Instruction: Your copy of the material must match it exactly, except that pictures are dropped.

Available records:
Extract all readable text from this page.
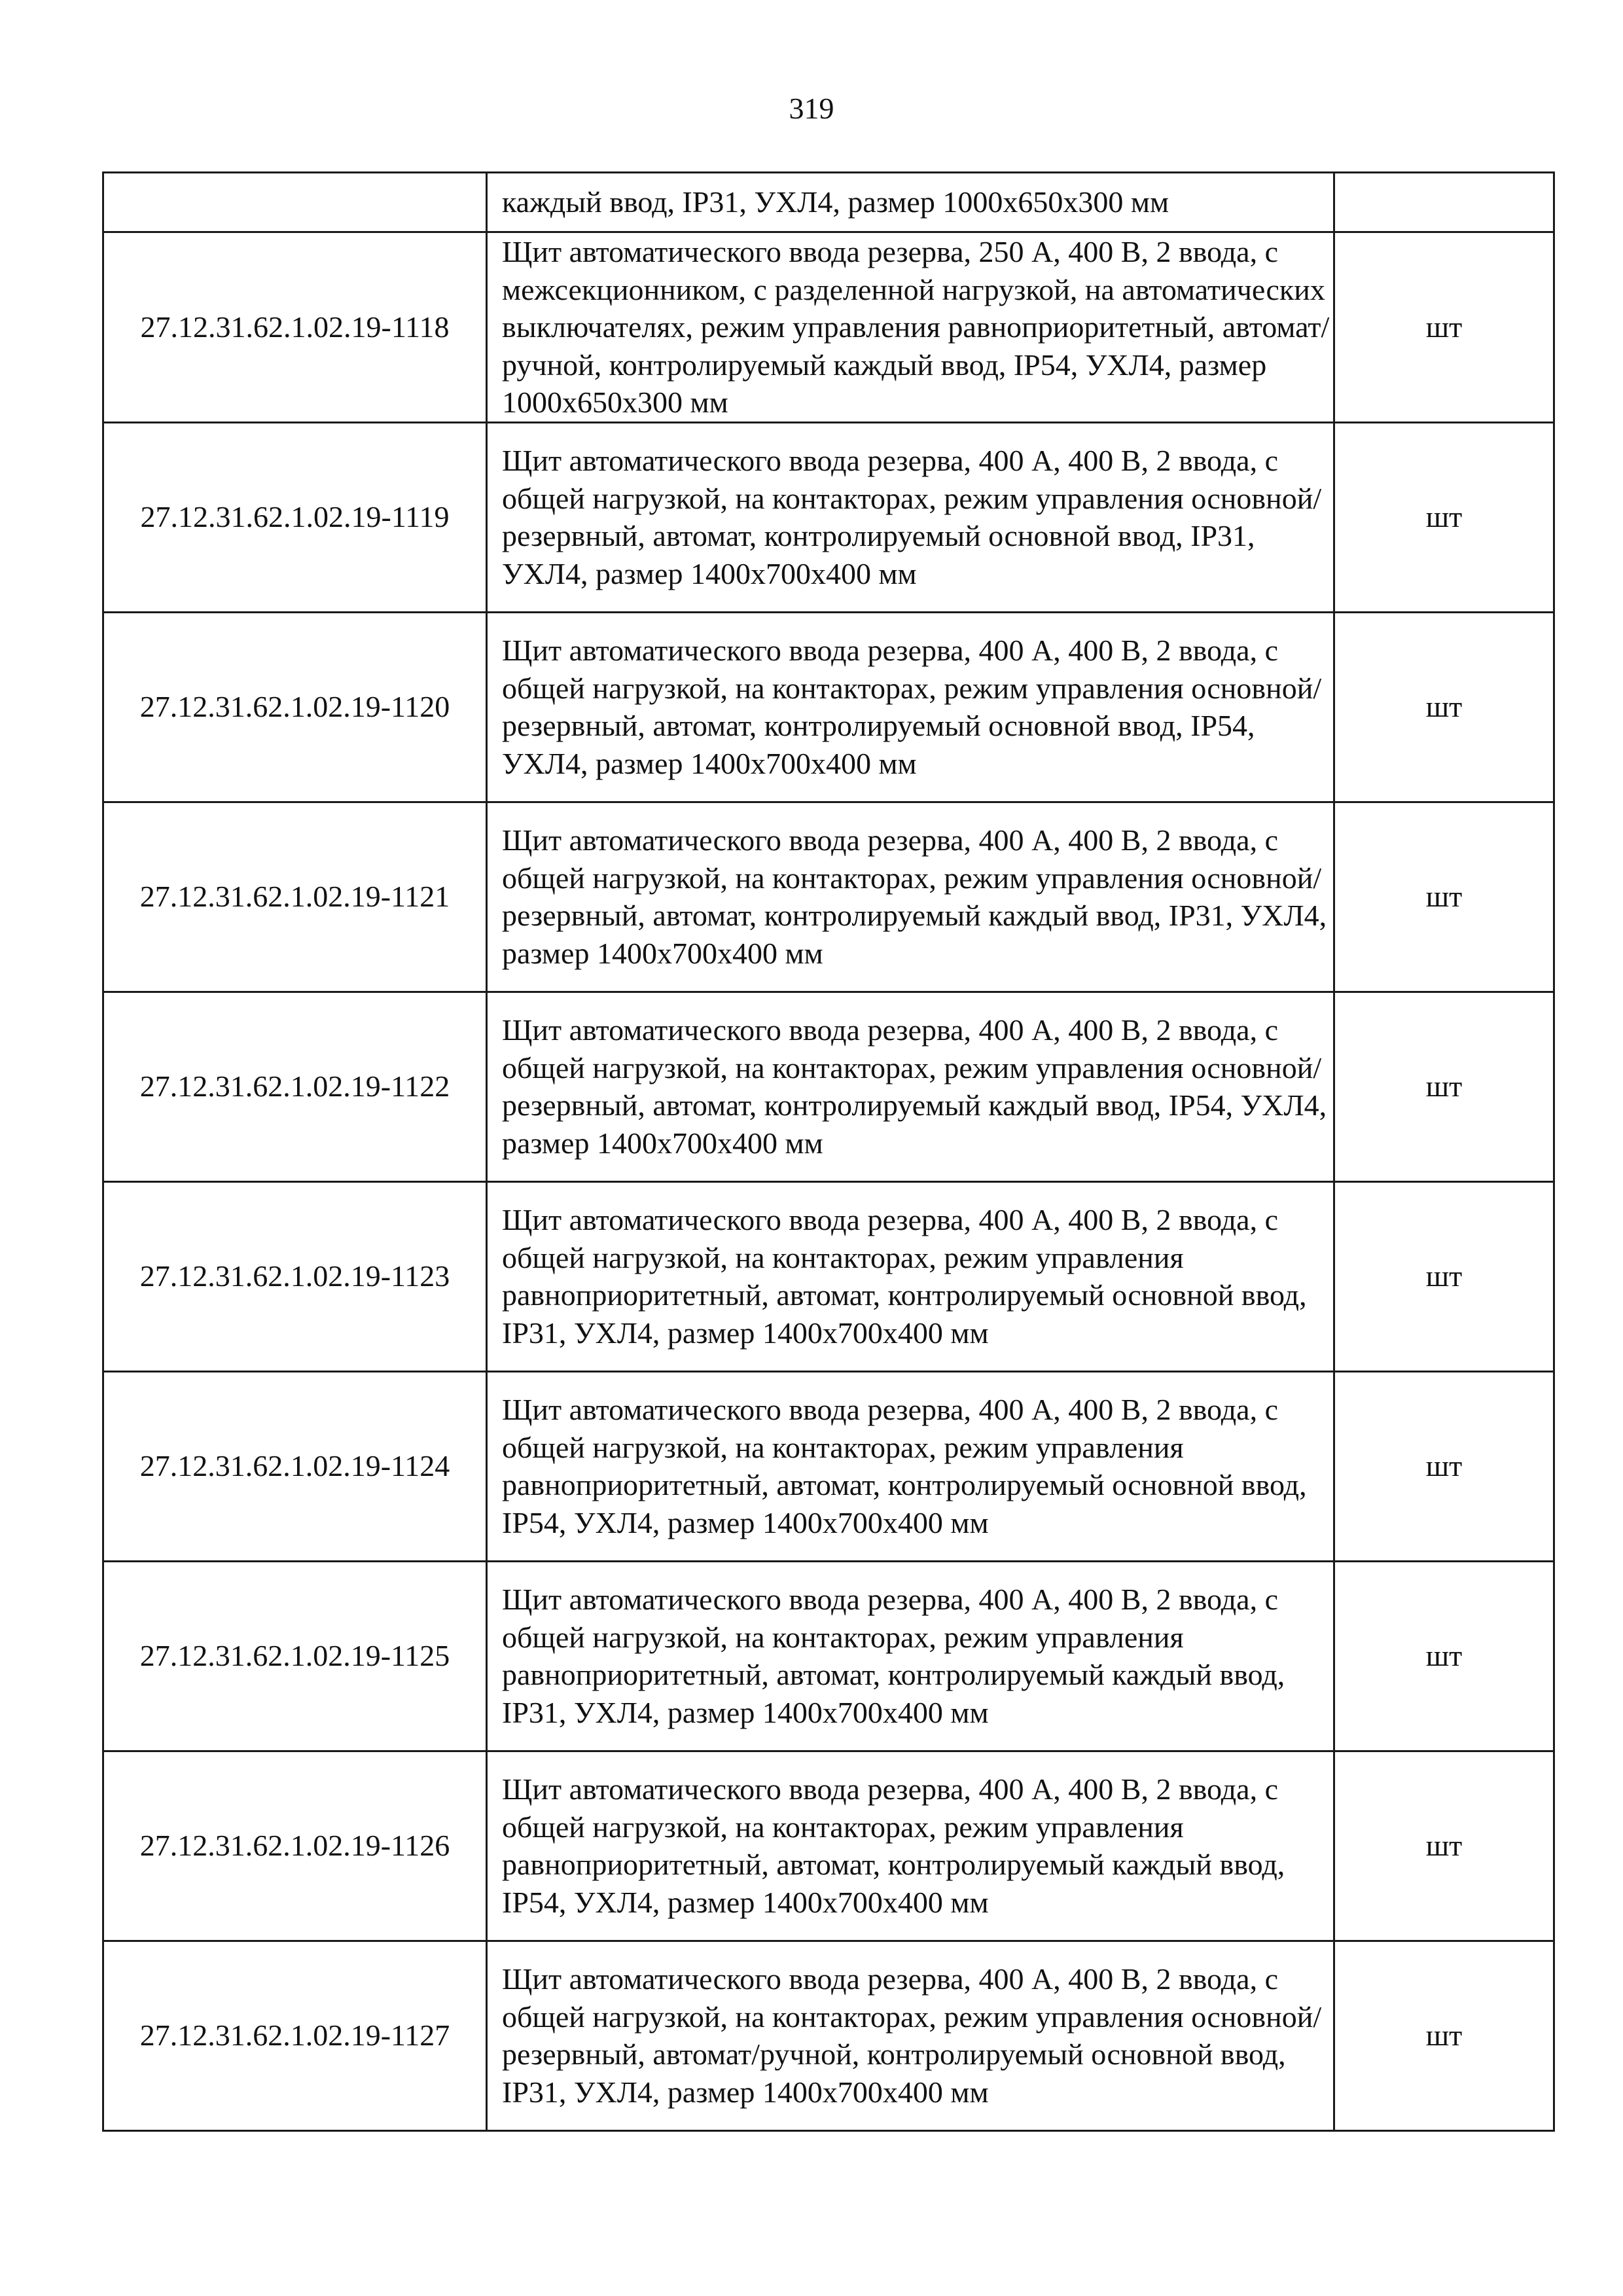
319
	каждый ввод, IP31, УХЛ4, размер 1000х650х300 мм	
27.12.31.62.1.02.19-1118	Щит автоматического ввода резерва, 250 А, 400 В, 2 ввода, с межсекционником, с разделенной нагрузкой, на автоматических выключателях, режим управления равноприоритетный, автомат/ручной, контролируемый каждый ввод, IP54, УХЛ4, размер 1000х650х300 мм	шт
27.12.31.62.1.02.19-1119	Щит автоматического ввода резерва, 400 А, 400 В, 2 ввода, с общей нагрузкой, на контакторах, режим управления основной/резервный, автомат, контролируемый основной ввод, IP31, УХЛ4, размер 1400х700х400 мм	шт
27.12.31.62.1.02.19-1120	Щит автоматического ввода резерва, 400 А, 400 В, 2 ввода, с общей нагрузкой, на контакторах, режим управления основной/резервный, автомат, контролируемый основной ввод, IP54, УХЛ4, размер 1400х700х400 мм	шт
27.12.31.62.1.02.19-1121	Щит автоматического ввода резерва, 400 А, 400 В, 2 ввода, с общей нагрузкой, на контакторах, режим управления основной/резервный, автомат, контролируемый каждый ввод, IP31, УХЛ4, размер 1400х700х400 мм	шт
27.12.31.62.1.02.19-1122	Щит автоматического ввода резерва, 400 А, 400 В, 2 ввода, с общей нагрузкой, на контакторах, режим управления основной/резервный, автомат, контролируемый каждый ввод, IP54, УХЛ4, размер 1400х700х400 мм	шт
27.12.31.62.1.02.19-1123	Щит автоматического ввода резерва, 400 А, 400 В, 2 ввода, с общей нагрузкой, на контакторах, режим управления равноприоритетный, автомат, контролируемый основной ввод, IP31, УХЛ4, размер 1400х700х400 мм	шт
27.12.31.62.1.02.19-1124	Щит автоматического ввода резерва, 400 А, 400 В, 2 ввода, с общей нагрузкой, на контакторах, режим управления равноприоритетный, автомат, контролируемый основной ввод, IP54, УХЛ4, размер 1400х700х400 мм	шт
27.12.31.62.1.02.19-1125	Щит автоматического ввода резерва, 400 А, 400 В, 2 ввода, с общей нагрузкой, на контакторах, режим управления равноприоритетный, автомат, контролируемый каждый ввод, IP31, УХЛ4, размер 1400х700х400 мм	шт
27.12.31.62.1.02.19-1126	Щит автоматического ввода резерва, 400 А, 400 В, 2 ввода, с общей нагрузкой, на контакторах, режим управления равноприоритетный, автомат, контролируемый каждый ввод, IP54, УХЛ4, размер 1400х700х400 мм	шт
27.12.31.62.1.02.19-1127	Щит автоматического ввода резерва, 400 А, 400 В, 2 ввода, с общей нагрузкой, на контакторах, режим управления основной/резервный, автомат/ручной, контролируемый основной ввод, IP31, УХЛ4, размер 1400х700х400 мм	шт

Reply to the task:
Extract all readable text from this page.
319
	каждый ввод, IP31, УХЛ4, размер 1000х650х300 мм	
27.12.31.62.1.02.19-1118	Щит автоматического ввода резерва, 250 А, 400 В, 2 ввода, с межсекционником, с разделенной нагрузкой, на автоматических выключателях, режим управления равноприоритетный, автомат/ручной, контролируемый каждый ввод, IP54, УХЛ4, размер 1000х650х300 мм	шт
27.12.31.62.1.02.19-1119	Щит автоматического ввода резерва, 400 А, 400 В, 2 ввода, с общей нагрузкой, на контакторах, режим управления основной/резервный, автомат, контролируемый основной ввод, IP31, УХЛ4, размер 1400х700х400 мм	шт
27.12.31.62.1.02.19-1120	Щит автоматического ввода резерва, 400 А, 400 В, 2 ввода, с общей нагрузкой, на контакторах, режим управления основной/резервный, автомат, контролируемый основной ввод, IP54, УХЛ4, размер 1400х700х400 мм	шт
27.12.31.62.1.02.19-1121	Щит автоматического ввода резерва, 400 А, 400 В, 2 ввода, с общей нагрузкой, на контакторах, режим управления основной/резервный, автомат, контролируемый каждый ввод, IP31, УХЛ4, размер 1400х700х400 мм	шт
27.12.31.62.1.02.19-1122	Щит автоматического ввода резерва, 400 А, 400 В, 2 ввода, с общей нагрузкой, на контакторах, режим управления основной/резервный, автомат, контролируемый каждый ввод, IP54, УХЛ4, размер 1400х700х400 мм	шт
27.12.31.62.1.02.19-1123	Щит автоматического ввода резерва, 400 А, 400 В, 2 ввода, с общей нагрузкой, на контакторах, режим управления равноприоритетный, автомат, контролируемый основной ввод, IP31, УХЛ4, размер 1400х700х400 мм	шт
27.12.31.62.1.02.19-1124	Щит автоматического ввода резерва, 400 А, 400 В, 2 ввода, с общей нагрузкой, на контакторах, режим управления равноприоритетный, автомат, контролируемый основной ввод, IP54, УХЛ4, размер 1400х700х400 мм	шт
27.12.31.62.1.02.19-1125	Щит автоматического ввода резерва, 400 А, 400 В, 2 ввода, с общей нагрузкой, на контакторах, режим управления равноприоритетный, автомат, контролируемый каждый ввод, IP31, УХЛ4, размер 1400х700х400 мм	шт
27.12.31.62.1.02.19-1126	Щит автоматического ввода резерва, 400 А, 400 В, 2 ввода, с общей нагрузкой, на контакторах, режим управления равноприоритетный, автомат, контролируемый каждый ввод, IP54, УХЛ4, размер 1400х700х400 мм	шт
27.12.31.62.1.02.19-1127	Щит автоматического ввода резерва, 400 А, 400 В, 2 ввода, с общей нагрузкой, на контакторах, режим управления основной/резервный, автомат/ручной, контролируемый основной ввод, IP31, УХЛ4, размер 1400х700х400 мм	шт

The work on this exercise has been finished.